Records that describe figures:
● ● ● ●
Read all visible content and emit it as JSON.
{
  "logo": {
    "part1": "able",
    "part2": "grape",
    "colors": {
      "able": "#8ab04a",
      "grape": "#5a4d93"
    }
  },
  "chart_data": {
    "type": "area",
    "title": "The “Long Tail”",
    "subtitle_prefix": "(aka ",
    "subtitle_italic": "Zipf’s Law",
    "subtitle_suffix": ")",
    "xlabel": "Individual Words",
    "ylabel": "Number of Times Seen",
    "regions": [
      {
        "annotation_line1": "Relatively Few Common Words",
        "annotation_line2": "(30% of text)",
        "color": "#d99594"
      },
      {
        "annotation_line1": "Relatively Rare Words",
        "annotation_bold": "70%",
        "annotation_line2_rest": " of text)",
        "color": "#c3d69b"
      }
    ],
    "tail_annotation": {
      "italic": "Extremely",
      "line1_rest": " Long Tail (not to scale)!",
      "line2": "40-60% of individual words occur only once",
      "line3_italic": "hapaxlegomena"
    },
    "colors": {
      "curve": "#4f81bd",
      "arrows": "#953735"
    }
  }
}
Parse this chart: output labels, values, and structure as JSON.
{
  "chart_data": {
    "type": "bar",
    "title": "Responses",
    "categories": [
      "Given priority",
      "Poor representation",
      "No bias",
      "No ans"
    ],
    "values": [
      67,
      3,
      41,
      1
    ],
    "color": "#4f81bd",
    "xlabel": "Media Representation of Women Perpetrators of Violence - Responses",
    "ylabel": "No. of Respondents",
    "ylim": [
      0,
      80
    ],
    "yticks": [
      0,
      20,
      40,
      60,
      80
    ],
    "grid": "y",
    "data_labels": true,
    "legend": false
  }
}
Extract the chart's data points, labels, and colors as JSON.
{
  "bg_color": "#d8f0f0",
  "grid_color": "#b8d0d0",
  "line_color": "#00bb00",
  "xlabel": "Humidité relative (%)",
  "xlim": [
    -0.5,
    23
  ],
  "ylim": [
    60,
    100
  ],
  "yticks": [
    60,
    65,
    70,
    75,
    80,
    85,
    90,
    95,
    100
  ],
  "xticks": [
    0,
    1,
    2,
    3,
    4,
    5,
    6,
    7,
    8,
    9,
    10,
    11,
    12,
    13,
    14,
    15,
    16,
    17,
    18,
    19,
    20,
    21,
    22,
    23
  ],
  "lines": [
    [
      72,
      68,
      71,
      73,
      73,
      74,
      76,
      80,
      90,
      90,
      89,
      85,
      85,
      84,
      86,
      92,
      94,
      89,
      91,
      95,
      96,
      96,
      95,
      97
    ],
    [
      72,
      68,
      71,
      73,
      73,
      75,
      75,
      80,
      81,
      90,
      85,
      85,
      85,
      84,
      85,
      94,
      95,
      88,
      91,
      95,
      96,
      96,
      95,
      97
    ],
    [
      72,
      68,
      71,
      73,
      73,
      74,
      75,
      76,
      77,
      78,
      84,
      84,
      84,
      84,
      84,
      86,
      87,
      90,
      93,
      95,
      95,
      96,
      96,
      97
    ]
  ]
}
● ● ● ●
What you are asked to do »
Retype all of the data shown above, word for word.

Finished exercise »
Read all visible content and emit it as JSON.
{
  "logo": {
    "part1": "able",
    "part2": "grape",
    "colors": {
      "able": "#8ab04a",
      "grape": "#5a4d93"
    }
  },
  "chart_data": {
    "type": "area",
    "title": "The “Long Tail”",
    "subtitle_prefix": "(aka ",
    "subtitle_italic": "Zipf’s Law",
    "subtitle_suffix": ")",
    "xlabel": "Individual Words",
    "ylabel": "Number of Times Seen",
    "regions": [
      {
        "annotation_line1": "Relatively Few Common Words",
        "annotation_line2": "(30% of text)",
        "color": "#d99594"
      },
      {
        "annotation_line1": "Relatively Rare Words",
        "annotation_bold": "70%",
        "annotation_line2_rest": " of text)",
        "color": "#c3d69b"
      }
    ],
    "tail_annotation": {
      "italic": "Extremely",
      "line1_rest": " Long Tail (not to scale)!",
      "line2": "40-60% of individual words occur only once",
      "line3_italic": "hapaxlegomena"
    },
    "colors": {
      "curve": "#4f81bd",
      "arrows": "#953735"
    }
  }
}
Parse this chart: output labels, values, and structure as JSON.
{
  "chart_data": {
    "type": "bar",
    "title": "Responses",
    "categories": [
      "Given priority",
      "Poor representation",
      "No bias",
      "No ans"
    ],
    "values": [
      67,
      3,
      41,
      1
    ],
    "color": "#4f81bd",
    "xlabel": "Media Representation of Women Perpetrators of Violence - Responses",
    "ylabel": "No. of Respondents",
    "ylim": [
      0,
      80
    ],
    "yticks": [
      0,
      20,
      40,
      60,
      80
    ],
    "grid": "y",
    "data_labels": true,
    "legend": false
  }
}
Extract the chart's data points, labels, and colors as JSON.
{
  "bg_color": "#d8f0f0",
  "grid_color": "#b8d0d0",
  "line_color": "#00bb00",
  "xlabel": "Humidité relative (%)",
  "xlim": [
    -0.5,
    23
  ],
  "ylim": [
    60,
    100
  ],
  "yticks": [
    60,
    65,
    70,
    75,
    80,
    85,
    90,
    95,
    100
  ],
  "xticks": [
    0,
    1,
    2,
    3,
    4,
    5,
    6,
    7,
    8,
    9,
    10,
    11,
    12,
    13,
    14,
    15,
    16,
    17,
    18,
    19,
    20,
    21,
    22,
    23
  ],
  "lines": [
    [
      72,
      68,
      71,
      73,
      73,
      74,
      76,
      80,
      90,
      90,
      89,
      85,
      85,
      84,
      86,
      92,
      94,
      89,
      91,
      95,
      96,
      96,
      95,
      97
    ],
    [
      72,
      68,
      71,
      73,
      73,
      75,
      75,
      80,
      81,
      90,
      85,
      85,
      85,
      84,
      85,
      94,
      95,
      88,
      91,
      95,
      96,
      96,
      95,
      97
    ],
    [
      72,
      68,
      71,
      73,
      73,
      74,
      75,
      76,
      77,
      78,
      84,
      84,
      84,
      84,
      84,
      86,
      87,
      90,
      93,
      95,
      95,
      96,
      96,
      97
    ]
  ]
}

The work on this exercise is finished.